▶ **Selected passage**:
• • •
JJ Waller is a British photographer, best known for his street photographs of Brighton, his home town, and other seaside towns, including Blackpool and Benidorm. His portraits of Brighton people during the 2020 COVID-19 Lockdown featured in The Guardian, in the BBC4 Lockdown drama Unprecedented and in a 2020 book, JJ Waller's Lockdown, edited by Martin Parr.

Performer
Waller grew up in Stoke Newington and Brighton. After leaving school, he trained as a drama teacher and then worked on a community arts project in Liverpool. While in the city he developed a comedy act which he would perform at street parties and events and then developed it to become a street entertainer, at first in London's Covent Garden. Billed as "Captain JJ Waller Unusualist".
• • •
▶ **Your task**:
Please answer from the JJ Waller passage: where did he first work as a street entertainer?
• • •
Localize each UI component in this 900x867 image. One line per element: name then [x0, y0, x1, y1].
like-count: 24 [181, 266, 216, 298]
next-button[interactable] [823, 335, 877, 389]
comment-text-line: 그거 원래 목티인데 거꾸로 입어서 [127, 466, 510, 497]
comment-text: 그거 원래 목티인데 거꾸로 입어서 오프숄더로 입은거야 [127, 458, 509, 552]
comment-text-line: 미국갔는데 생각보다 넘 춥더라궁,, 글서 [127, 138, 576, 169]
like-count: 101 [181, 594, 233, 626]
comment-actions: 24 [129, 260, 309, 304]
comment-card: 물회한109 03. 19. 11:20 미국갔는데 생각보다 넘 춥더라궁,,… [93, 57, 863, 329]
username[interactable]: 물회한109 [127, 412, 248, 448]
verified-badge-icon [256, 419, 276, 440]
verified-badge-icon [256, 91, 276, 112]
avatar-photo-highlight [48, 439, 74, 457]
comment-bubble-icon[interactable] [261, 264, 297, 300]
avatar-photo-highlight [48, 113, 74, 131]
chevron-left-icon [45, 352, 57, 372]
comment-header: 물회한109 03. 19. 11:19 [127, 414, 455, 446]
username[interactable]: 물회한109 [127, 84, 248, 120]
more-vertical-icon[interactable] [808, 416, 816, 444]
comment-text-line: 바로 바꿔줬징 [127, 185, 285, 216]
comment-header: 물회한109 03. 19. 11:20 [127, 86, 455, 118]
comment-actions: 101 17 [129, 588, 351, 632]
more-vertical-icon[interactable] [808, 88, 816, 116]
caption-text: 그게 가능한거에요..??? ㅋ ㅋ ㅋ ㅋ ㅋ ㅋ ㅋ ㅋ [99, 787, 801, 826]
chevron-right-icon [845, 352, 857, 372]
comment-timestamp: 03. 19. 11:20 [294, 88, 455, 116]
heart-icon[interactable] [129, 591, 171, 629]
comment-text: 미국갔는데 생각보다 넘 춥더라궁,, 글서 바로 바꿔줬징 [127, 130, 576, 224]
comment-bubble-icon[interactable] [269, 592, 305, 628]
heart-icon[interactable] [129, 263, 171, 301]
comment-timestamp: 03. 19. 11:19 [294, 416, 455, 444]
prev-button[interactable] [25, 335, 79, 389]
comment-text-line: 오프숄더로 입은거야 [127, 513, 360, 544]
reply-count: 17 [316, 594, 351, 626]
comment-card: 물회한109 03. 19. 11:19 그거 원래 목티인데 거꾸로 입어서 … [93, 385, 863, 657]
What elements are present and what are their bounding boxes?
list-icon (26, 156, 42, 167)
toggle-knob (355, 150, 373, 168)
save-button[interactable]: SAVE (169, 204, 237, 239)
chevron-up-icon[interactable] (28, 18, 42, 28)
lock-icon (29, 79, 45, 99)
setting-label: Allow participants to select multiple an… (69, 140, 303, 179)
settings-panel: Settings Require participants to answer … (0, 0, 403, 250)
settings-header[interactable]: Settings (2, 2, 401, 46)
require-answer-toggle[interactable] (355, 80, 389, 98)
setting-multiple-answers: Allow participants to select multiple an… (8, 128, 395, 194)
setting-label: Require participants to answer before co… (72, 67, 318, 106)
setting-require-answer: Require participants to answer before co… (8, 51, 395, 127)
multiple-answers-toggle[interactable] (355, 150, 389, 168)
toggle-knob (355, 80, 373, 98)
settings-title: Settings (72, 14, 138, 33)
• • •
▶ **Your solution**:
London's Covent Garden